● WHAT TO DO
State how many lines of the entries include the string "Missing", please, leaving out everything but the number.

● Figure content listings
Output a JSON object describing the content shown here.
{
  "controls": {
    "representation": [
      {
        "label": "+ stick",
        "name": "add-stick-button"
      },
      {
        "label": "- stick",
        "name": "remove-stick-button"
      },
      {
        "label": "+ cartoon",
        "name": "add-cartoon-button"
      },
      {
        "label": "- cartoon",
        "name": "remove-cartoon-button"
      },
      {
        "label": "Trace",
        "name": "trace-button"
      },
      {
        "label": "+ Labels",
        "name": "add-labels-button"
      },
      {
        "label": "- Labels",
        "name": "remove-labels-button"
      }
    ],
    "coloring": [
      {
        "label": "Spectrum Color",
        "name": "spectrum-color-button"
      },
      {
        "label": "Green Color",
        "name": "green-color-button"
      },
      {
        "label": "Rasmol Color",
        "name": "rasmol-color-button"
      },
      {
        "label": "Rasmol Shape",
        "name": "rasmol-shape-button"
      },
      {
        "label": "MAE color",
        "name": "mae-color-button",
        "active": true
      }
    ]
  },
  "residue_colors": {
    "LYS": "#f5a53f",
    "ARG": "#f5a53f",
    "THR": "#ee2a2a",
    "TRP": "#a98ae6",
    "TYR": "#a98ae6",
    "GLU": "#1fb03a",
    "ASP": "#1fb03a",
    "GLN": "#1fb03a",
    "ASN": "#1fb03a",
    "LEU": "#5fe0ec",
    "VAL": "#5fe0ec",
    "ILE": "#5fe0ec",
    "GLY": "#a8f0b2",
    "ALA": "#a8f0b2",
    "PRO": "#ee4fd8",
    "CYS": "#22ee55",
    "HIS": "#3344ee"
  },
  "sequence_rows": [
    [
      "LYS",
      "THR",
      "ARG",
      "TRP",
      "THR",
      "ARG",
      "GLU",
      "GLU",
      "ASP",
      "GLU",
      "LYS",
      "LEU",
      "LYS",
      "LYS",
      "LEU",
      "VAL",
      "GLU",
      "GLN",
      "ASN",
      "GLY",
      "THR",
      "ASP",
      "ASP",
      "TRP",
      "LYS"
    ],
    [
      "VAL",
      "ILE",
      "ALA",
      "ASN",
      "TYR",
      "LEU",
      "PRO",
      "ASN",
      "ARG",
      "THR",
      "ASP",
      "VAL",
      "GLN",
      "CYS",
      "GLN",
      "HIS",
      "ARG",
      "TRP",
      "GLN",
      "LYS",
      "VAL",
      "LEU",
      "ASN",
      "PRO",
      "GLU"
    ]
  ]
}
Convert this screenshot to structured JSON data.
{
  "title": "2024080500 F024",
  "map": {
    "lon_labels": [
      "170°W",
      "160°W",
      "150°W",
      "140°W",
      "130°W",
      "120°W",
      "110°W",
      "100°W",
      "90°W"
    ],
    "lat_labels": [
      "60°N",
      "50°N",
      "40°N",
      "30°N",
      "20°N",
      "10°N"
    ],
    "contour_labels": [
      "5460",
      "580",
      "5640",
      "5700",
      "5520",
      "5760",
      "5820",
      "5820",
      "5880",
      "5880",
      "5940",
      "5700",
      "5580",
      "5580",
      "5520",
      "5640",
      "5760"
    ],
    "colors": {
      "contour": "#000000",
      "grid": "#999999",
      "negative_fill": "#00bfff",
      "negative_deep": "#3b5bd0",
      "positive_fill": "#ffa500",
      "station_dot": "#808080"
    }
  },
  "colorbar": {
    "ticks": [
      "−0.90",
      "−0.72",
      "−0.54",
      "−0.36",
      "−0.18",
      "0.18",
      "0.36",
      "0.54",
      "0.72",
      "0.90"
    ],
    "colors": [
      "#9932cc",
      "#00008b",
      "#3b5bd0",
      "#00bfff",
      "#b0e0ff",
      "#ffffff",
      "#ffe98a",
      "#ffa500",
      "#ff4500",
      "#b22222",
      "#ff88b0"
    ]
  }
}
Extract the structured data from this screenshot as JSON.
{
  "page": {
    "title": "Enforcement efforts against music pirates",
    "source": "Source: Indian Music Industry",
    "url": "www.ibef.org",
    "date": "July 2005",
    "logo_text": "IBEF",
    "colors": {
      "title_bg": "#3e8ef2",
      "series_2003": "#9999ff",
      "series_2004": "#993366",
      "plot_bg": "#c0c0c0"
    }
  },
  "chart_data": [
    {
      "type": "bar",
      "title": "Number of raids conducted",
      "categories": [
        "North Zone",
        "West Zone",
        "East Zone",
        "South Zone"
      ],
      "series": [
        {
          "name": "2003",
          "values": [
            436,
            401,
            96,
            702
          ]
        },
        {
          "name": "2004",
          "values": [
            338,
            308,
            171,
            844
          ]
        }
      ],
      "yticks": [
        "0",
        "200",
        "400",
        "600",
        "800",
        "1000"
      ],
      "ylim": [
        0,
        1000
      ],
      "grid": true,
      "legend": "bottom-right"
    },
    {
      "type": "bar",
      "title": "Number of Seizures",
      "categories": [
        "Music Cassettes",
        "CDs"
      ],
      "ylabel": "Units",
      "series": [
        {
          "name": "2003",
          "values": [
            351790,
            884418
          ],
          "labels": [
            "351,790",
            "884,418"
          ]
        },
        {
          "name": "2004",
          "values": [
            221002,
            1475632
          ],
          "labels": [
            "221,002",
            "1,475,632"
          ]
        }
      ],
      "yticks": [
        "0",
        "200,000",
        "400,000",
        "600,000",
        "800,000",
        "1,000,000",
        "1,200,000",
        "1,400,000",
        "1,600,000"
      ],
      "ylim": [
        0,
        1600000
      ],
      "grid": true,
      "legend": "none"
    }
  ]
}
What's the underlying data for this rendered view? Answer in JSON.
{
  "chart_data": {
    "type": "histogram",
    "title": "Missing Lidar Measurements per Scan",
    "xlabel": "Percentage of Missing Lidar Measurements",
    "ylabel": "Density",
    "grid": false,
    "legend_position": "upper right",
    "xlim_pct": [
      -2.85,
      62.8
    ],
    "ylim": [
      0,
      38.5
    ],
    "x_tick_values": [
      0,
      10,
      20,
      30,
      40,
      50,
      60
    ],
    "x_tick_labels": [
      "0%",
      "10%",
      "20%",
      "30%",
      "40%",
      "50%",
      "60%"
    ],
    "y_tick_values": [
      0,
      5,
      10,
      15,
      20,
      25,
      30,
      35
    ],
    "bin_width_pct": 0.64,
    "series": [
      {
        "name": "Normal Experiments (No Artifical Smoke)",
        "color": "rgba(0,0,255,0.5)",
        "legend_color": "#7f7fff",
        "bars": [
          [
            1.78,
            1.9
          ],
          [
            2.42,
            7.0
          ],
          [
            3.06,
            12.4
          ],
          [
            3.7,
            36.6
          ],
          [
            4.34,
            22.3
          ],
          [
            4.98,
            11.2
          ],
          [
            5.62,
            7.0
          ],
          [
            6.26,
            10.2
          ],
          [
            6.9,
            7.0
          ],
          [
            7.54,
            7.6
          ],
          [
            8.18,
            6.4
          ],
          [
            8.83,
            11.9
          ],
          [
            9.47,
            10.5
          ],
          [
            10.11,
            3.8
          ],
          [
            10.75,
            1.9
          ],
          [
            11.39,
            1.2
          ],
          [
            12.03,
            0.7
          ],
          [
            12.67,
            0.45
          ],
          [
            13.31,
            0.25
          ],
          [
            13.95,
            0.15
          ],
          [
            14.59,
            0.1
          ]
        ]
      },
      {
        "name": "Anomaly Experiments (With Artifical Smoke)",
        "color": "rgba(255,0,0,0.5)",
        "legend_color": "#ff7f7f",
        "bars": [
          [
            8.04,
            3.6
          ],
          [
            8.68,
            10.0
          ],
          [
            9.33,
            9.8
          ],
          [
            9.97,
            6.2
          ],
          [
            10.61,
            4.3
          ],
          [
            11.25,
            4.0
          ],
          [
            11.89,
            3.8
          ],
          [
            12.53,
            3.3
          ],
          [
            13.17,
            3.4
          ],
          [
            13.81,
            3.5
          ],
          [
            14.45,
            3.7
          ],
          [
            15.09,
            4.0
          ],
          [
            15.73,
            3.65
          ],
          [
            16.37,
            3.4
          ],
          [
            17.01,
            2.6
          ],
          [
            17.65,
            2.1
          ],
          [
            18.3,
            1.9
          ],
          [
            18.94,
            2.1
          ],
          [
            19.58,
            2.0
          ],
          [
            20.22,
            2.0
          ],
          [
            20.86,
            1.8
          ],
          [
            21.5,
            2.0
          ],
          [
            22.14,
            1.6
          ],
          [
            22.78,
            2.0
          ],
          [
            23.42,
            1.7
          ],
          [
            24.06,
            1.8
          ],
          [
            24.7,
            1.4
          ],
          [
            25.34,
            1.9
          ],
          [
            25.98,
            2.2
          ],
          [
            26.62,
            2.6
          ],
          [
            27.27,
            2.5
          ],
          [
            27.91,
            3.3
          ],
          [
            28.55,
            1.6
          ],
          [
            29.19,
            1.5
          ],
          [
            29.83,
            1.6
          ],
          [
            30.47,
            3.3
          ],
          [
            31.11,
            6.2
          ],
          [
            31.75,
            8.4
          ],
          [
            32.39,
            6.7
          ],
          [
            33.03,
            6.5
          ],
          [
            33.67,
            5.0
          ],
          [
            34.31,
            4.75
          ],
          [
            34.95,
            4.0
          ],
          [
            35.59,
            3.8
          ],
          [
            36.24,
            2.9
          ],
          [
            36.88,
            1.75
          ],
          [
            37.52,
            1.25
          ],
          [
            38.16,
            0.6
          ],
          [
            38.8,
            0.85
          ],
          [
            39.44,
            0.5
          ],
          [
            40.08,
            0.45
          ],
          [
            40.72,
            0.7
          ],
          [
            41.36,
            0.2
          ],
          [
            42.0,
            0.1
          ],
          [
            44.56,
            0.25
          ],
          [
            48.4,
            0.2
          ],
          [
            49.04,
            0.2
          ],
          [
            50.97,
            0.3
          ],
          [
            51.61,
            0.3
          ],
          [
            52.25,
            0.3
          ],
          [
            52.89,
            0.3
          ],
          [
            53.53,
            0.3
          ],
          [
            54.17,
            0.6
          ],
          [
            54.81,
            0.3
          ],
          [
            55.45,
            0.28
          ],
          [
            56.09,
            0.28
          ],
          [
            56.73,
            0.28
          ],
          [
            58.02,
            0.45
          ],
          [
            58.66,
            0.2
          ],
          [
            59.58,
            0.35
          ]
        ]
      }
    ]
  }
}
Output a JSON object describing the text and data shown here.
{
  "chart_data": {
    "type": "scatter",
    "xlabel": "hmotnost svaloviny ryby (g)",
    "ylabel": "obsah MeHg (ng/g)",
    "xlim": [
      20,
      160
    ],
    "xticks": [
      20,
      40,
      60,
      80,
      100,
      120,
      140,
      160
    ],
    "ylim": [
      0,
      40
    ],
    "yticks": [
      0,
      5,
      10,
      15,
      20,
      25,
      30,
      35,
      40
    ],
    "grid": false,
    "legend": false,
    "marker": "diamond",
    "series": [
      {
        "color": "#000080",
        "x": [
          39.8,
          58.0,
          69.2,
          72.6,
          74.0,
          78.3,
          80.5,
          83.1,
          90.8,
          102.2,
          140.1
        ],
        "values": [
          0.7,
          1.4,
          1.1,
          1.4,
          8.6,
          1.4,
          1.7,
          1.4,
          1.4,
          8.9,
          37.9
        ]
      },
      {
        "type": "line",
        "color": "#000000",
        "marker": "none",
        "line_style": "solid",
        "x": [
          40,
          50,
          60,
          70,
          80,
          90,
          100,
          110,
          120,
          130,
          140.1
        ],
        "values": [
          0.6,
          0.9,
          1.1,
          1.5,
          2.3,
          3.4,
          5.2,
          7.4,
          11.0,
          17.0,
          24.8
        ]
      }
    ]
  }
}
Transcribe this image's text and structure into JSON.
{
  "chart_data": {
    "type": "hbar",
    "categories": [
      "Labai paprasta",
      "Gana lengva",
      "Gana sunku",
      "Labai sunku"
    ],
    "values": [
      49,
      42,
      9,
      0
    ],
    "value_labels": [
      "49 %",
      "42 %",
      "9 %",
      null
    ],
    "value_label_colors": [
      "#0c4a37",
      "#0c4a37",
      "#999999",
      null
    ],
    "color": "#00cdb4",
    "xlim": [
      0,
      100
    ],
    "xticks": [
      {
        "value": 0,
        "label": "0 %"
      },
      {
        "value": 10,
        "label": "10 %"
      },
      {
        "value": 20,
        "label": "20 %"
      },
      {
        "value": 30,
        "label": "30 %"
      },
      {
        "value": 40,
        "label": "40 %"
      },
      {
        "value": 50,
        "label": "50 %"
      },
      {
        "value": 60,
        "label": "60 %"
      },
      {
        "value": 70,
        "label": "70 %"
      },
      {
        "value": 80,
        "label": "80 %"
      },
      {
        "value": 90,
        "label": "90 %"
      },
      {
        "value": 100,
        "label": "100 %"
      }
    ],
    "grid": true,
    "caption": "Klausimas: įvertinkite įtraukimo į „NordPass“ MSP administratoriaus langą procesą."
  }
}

● COMPLETED TASK
2